* _EXERCISE_
Copy out, from the entries below, each line holding the string "reçu".

---------- SOURCE MATERIAL ----------

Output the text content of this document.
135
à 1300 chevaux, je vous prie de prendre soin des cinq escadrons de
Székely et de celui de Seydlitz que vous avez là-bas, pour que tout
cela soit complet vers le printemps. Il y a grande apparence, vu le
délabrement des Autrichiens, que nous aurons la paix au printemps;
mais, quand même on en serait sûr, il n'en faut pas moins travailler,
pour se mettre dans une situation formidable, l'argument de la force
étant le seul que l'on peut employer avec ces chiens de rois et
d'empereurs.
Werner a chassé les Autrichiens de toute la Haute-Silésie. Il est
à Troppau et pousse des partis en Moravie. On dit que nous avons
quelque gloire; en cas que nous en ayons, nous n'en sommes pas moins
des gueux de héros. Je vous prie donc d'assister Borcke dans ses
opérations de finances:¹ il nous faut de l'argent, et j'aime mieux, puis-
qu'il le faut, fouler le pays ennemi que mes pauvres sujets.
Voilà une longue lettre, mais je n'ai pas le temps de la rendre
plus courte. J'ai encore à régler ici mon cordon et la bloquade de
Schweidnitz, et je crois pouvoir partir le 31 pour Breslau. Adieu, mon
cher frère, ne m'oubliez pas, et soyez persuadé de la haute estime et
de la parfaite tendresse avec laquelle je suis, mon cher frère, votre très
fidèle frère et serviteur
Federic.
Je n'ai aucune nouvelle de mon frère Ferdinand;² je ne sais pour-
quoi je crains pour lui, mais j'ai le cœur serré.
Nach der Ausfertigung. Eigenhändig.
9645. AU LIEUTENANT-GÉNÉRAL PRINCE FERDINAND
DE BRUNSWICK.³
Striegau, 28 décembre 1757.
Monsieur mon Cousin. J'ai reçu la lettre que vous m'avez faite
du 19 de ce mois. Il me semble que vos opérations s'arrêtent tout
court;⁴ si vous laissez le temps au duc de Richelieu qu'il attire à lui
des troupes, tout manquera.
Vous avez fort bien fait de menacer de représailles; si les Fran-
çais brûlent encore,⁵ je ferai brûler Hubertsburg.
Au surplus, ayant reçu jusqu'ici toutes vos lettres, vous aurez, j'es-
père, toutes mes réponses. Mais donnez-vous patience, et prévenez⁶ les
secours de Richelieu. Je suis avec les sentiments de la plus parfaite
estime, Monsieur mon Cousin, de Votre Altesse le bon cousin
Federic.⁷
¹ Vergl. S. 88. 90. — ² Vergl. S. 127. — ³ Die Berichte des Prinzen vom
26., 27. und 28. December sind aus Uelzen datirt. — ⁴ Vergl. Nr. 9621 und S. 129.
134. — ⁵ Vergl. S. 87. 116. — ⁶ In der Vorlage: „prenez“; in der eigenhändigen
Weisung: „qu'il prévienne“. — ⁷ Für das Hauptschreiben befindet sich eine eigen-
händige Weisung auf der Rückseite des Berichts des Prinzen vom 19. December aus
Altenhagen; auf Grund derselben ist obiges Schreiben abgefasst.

----------
---------- SOURCE MATERIAL ----------

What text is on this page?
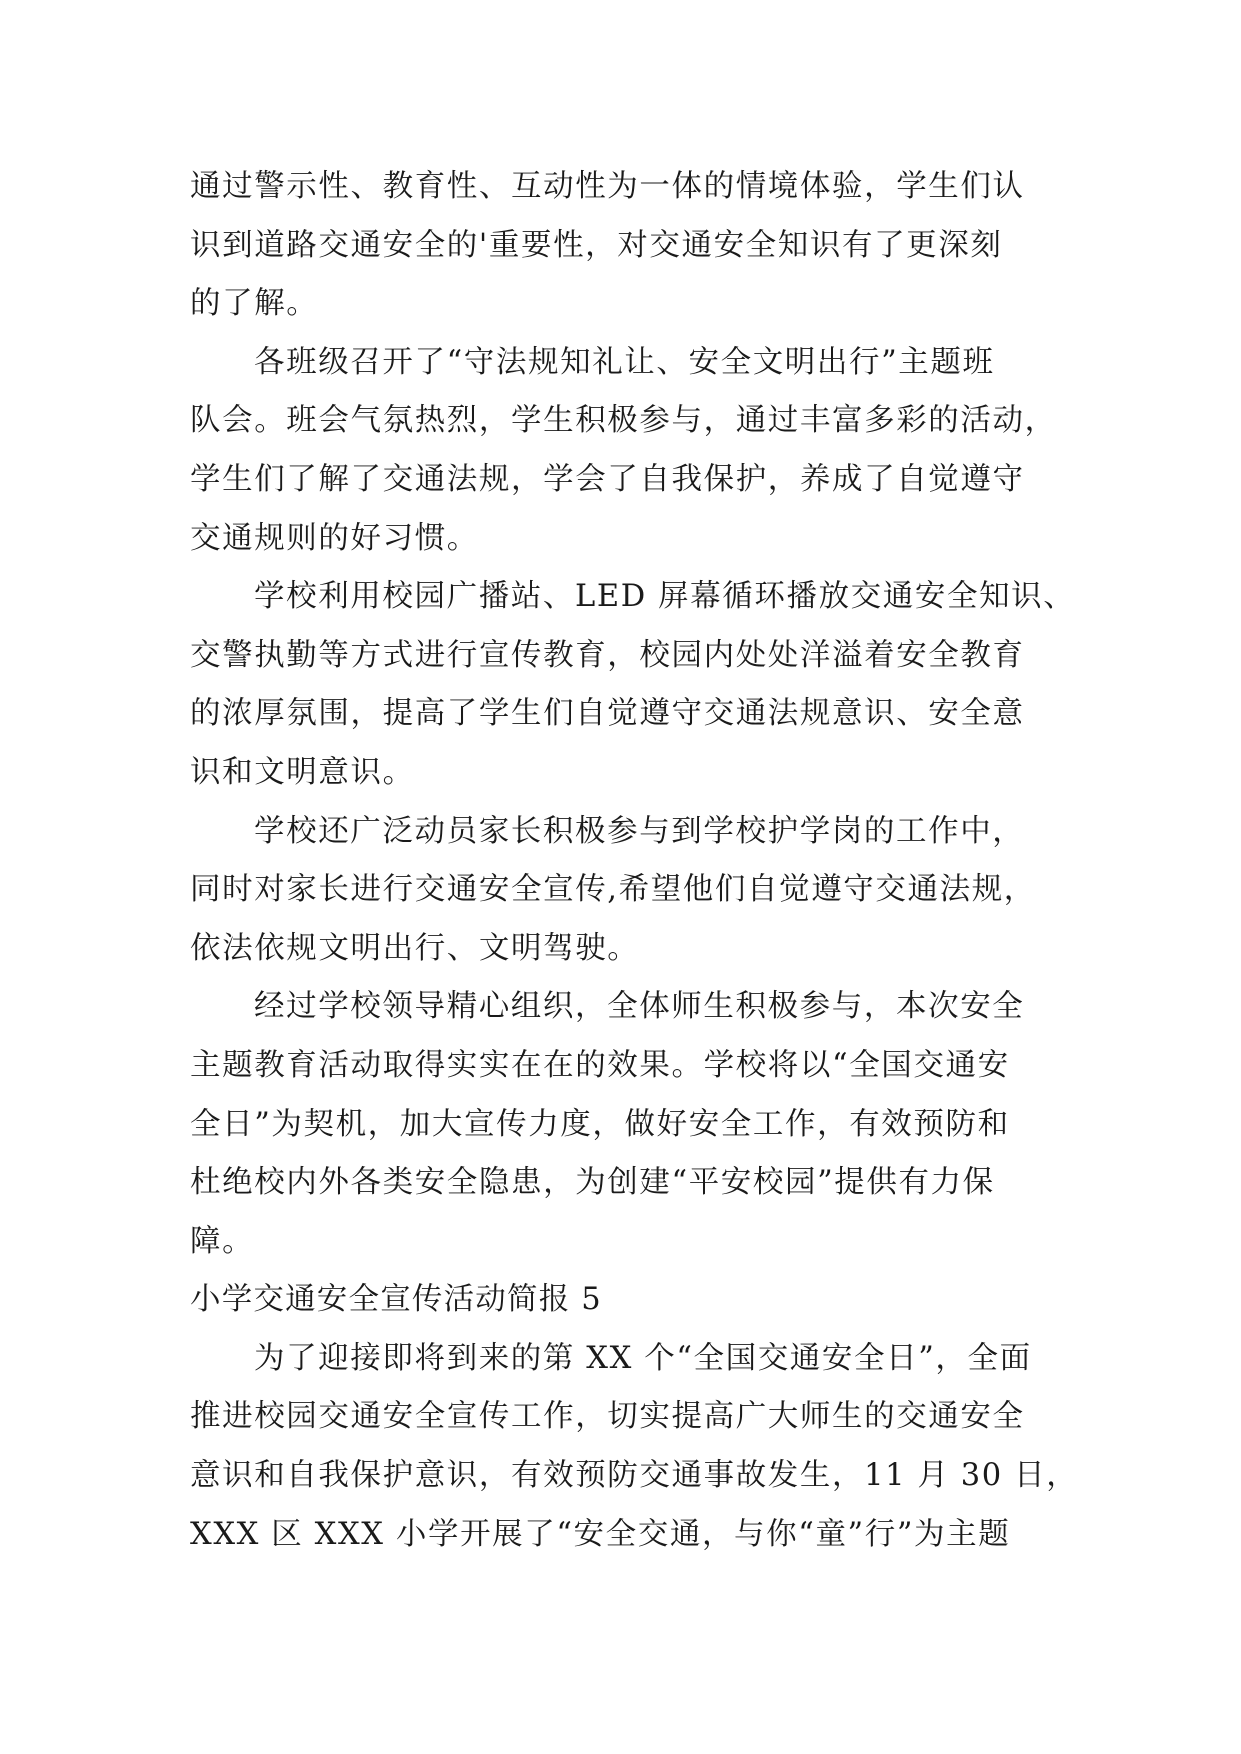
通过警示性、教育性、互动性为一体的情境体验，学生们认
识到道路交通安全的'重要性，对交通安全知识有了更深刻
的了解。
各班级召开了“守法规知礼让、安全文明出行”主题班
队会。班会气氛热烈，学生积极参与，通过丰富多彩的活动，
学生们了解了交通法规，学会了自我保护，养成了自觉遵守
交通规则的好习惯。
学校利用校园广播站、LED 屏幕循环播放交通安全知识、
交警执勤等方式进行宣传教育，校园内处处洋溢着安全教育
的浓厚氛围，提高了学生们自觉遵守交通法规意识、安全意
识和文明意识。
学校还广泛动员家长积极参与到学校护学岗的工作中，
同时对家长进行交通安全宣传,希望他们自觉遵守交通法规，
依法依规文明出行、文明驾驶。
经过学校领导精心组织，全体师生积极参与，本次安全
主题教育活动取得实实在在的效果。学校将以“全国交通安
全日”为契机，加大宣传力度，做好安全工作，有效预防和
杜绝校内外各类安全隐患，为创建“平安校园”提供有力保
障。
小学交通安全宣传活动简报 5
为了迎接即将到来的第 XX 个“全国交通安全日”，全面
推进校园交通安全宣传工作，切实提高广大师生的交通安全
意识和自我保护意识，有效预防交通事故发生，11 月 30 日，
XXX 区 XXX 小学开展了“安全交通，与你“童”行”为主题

----------

* _COMPLETE OUTPUT_
Monsieur mon Cousin. J'ai reçu la lettre que vous m'avez faite
Au surplus, ayant reçu jusqu'ici toutes vos lettres, vous aurez, j'es-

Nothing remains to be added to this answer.